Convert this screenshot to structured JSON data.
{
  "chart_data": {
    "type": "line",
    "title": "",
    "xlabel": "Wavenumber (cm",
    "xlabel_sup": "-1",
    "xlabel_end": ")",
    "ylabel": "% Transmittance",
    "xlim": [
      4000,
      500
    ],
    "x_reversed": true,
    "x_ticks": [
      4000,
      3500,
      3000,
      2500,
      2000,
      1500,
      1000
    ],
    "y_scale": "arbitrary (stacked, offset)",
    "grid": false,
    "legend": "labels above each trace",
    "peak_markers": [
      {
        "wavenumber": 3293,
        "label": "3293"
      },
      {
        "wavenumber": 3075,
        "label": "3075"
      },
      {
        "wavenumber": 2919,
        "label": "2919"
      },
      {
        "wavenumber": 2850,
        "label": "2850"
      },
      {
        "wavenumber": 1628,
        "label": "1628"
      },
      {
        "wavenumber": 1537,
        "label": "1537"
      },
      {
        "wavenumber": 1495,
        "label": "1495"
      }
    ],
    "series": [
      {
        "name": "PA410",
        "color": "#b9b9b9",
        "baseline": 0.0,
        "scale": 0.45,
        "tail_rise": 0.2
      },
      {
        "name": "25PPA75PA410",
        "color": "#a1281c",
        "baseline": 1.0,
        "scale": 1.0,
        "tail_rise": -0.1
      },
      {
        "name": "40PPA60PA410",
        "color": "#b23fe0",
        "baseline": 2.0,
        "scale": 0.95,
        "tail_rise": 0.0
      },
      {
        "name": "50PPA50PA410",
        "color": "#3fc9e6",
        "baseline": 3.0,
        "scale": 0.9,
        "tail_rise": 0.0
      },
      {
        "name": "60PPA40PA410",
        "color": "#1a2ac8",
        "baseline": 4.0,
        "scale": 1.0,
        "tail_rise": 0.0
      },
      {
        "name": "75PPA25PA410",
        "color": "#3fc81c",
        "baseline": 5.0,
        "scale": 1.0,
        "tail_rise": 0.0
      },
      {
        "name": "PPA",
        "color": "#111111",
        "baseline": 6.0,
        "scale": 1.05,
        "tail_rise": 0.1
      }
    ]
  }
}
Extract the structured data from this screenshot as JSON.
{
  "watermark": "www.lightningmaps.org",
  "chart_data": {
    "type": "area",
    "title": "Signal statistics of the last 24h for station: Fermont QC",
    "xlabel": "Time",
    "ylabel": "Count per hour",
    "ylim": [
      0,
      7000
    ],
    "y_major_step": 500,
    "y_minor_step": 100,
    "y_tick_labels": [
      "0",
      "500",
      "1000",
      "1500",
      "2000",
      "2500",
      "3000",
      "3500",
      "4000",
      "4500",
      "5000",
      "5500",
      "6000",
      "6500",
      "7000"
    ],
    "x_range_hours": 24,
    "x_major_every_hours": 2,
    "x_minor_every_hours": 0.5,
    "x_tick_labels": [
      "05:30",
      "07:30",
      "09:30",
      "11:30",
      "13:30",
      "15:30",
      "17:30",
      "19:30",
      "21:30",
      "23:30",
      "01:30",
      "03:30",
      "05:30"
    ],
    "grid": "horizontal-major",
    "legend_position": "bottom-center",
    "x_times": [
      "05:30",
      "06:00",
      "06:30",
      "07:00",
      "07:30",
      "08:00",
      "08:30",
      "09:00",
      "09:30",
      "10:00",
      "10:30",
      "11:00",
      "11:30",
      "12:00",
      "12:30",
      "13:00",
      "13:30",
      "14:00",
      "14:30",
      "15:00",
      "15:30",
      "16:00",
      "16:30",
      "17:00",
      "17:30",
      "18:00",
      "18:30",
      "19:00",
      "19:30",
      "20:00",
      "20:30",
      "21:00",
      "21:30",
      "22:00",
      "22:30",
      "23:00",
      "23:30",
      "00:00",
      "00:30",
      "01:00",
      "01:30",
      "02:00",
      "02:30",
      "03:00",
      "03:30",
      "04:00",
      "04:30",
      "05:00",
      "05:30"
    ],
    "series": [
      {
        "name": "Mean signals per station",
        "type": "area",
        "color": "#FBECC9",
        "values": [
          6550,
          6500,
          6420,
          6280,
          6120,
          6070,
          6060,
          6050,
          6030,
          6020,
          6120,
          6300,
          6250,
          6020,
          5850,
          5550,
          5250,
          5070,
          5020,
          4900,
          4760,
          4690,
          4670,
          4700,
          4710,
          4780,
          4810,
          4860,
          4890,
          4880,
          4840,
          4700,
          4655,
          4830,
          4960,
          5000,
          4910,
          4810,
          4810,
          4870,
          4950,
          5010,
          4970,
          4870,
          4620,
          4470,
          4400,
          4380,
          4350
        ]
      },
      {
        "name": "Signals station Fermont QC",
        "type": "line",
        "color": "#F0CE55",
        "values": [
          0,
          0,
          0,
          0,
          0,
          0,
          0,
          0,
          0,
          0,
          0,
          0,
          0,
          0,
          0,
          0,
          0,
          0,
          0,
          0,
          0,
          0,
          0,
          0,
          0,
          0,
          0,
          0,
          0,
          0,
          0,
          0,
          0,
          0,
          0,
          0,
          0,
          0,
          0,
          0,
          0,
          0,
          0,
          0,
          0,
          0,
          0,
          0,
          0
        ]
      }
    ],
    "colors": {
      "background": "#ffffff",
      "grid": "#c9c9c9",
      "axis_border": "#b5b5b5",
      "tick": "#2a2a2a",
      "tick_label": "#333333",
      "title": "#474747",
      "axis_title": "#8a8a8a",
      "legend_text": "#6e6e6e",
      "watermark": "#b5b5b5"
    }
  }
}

* _Short problem_:
Lines of the listing that contain the word "baseline" are to be counted; report only their number.

* _Full solution_:
7